▶ Material for this exercise
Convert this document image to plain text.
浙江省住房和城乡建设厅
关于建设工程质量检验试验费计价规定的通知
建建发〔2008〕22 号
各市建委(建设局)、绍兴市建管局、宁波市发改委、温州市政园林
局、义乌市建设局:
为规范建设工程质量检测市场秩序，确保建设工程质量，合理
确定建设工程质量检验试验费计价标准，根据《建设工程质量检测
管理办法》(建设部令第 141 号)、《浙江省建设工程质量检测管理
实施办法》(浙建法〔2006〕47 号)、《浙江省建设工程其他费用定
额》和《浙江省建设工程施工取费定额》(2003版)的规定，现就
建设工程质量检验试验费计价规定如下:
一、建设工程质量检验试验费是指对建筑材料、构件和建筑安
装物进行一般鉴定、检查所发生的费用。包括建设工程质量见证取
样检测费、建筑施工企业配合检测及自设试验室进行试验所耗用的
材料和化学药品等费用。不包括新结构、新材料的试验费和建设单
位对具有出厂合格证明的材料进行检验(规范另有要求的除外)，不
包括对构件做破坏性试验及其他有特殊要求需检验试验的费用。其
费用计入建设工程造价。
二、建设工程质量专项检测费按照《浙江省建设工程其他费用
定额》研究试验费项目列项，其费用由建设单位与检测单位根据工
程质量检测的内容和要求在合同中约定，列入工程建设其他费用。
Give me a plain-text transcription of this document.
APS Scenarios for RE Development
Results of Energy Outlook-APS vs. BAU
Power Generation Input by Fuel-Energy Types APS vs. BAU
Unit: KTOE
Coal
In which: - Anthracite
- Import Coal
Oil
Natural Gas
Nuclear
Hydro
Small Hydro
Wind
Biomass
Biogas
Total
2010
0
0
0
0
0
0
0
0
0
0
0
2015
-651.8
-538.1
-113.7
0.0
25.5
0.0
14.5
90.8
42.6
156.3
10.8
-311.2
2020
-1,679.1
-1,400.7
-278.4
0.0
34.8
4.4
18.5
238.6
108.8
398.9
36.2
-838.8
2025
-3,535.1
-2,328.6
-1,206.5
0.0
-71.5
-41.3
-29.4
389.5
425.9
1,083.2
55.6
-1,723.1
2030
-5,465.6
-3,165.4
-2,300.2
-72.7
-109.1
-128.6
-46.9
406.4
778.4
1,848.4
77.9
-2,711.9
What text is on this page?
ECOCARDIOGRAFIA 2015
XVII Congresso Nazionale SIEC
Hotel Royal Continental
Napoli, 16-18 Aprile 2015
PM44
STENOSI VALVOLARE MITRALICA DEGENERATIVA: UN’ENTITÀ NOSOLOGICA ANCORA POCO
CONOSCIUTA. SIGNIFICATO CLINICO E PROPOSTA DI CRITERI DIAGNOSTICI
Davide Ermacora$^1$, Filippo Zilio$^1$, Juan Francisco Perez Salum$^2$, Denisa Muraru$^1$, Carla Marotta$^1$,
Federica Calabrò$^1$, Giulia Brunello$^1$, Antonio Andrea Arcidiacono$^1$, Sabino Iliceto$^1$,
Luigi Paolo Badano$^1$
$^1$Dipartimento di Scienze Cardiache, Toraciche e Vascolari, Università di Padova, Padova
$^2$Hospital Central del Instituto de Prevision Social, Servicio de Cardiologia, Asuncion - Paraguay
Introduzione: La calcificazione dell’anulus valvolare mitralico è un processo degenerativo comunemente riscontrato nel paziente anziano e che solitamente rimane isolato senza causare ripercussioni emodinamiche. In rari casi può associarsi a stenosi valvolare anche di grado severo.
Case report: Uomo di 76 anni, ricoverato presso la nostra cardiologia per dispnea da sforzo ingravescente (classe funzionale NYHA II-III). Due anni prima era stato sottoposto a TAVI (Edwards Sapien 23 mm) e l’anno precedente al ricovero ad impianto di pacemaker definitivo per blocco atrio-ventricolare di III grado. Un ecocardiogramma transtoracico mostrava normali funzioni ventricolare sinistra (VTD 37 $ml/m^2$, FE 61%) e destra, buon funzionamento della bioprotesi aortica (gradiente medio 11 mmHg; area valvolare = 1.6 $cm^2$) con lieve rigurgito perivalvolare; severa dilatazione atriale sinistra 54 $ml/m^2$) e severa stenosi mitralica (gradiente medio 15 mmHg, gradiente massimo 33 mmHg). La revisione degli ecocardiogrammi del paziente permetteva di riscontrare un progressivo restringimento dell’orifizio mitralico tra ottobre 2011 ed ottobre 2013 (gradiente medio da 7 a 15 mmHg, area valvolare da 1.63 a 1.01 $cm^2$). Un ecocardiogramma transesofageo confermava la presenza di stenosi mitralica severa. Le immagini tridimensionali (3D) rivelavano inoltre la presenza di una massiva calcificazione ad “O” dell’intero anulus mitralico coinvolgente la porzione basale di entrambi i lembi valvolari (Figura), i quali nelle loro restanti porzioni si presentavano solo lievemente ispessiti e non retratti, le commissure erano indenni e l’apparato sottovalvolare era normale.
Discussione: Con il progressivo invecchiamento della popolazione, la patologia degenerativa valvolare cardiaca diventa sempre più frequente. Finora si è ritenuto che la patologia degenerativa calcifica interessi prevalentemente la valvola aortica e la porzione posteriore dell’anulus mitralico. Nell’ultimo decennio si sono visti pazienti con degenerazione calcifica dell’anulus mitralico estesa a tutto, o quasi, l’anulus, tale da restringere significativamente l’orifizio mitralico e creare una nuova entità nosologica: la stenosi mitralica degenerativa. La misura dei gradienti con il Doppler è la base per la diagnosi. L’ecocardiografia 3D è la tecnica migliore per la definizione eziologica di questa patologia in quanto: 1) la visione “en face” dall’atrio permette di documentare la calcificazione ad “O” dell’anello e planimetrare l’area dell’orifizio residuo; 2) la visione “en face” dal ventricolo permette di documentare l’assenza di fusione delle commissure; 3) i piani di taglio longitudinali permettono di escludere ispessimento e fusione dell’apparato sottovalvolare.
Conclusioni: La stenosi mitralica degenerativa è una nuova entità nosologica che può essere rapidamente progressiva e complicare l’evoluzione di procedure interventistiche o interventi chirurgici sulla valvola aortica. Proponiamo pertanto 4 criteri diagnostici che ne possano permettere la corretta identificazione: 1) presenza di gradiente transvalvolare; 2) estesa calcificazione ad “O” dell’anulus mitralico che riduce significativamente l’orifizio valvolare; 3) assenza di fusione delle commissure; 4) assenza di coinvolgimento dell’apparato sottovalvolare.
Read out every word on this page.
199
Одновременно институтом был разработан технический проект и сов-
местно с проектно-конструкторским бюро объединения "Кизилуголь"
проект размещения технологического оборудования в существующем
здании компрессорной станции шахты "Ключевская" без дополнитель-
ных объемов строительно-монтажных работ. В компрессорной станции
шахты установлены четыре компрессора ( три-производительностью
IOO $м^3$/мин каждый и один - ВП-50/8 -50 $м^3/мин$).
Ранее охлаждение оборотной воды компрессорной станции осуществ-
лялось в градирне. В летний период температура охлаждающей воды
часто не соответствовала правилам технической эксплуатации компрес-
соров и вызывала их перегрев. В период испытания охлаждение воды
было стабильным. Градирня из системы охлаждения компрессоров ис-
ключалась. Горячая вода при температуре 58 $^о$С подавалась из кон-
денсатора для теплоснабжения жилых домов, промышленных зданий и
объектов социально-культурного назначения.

▶ Work to do
Pick out and copy the lines of the entries that hold the string "компрессорной".

▶ Written solution
здании компрессорной станции шахты "Ключевская" без дополнитель-
ных объемов строительно-монтажных работ. В компрессорной станции
Ранее охлаждение оборотной воды компрессорной станции осуществ-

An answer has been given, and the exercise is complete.